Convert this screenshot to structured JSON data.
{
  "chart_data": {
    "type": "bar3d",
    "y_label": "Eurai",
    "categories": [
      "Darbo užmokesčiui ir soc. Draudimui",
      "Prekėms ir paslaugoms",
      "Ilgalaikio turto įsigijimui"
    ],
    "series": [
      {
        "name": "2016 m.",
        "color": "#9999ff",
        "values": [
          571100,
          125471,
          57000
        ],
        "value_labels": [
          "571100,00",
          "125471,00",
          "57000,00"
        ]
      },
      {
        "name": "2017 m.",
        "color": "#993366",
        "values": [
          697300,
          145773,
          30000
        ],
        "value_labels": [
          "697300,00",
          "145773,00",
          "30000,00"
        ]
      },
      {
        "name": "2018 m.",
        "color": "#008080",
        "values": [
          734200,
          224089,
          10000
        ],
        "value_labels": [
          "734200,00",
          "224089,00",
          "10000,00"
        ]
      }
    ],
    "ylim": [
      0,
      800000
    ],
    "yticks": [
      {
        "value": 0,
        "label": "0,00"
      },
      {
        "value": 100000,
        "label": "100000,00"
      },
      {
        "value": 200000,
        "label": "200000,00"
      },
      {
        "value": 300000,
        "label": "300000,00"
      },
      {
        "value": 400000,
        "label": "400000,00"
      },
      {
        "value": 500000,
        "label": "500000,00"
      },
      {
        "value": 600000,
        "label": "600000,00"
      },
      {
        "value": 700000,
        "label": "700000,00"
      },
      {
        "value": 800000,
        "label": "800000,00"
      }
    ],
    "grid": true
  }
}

**Task instructions**.
Exactly as written above, please repeat the entries.

**Answer to the task**.
Convert this screenshot to structured JSON data.
{
  "chart_data": {
    "type": "bar3d",
    "y_label": "Eurai",
    "categories": [
      "Darbo užmokesčiui ir soc. Draudimui",
      "Prekėms ir paslaugoms",
      "Ilgalaikio turto įsigijimui"
    ],
    "series": [
      {
        "name": "2016 m.",
        "color": "#9999ff",
        "values": [
          571100,
          125471,
          57000
        ],
        "value_labels": [
          "571100,00",
          "125471,00",
          "57000,00"
        ]
      },
      {
        "name": "2017 m.",
        "color": "#993366",
        "values": [
          697300,
          145773,
          30000
        ],
        "value_labels": [
          "697300,00",
          "145773,00",
          "30000,00"
        ]
      },
      {
        "name": "2018 m.",
        "color": "#008080",
        "values": [
          734200,
          224089,
          10000
        ],
        "value_labels": [
          "734200,00",
          "224089,00",
          "10000,00"
        ]
      }
    ],
    "ylim": [
      0,
      800000
    ],
    "yticks": [
      {
        "value": 0,
        "label": "0,00"
      },
      {
        "value": 100000,
        "label": "100000,00"
      },
      {
        "value": 200000,
        "label": "200000,00"
      },
      {
        "value": 300000,
        "label": "300000,00"
      },
      {
        "value": 400000,
        "label": "400000,00"
      },
      {
        "value": 500000,
        "label": "500000,00"
      },
      {
        "value": 600000,
        "label": "600000,00"
      },
      {
        "value": 700000,
        "label": "700000,00"
      },
      {
        "value": 800000,
        "label": "800000,00"
      }
    ],
    "grid": true
  }
}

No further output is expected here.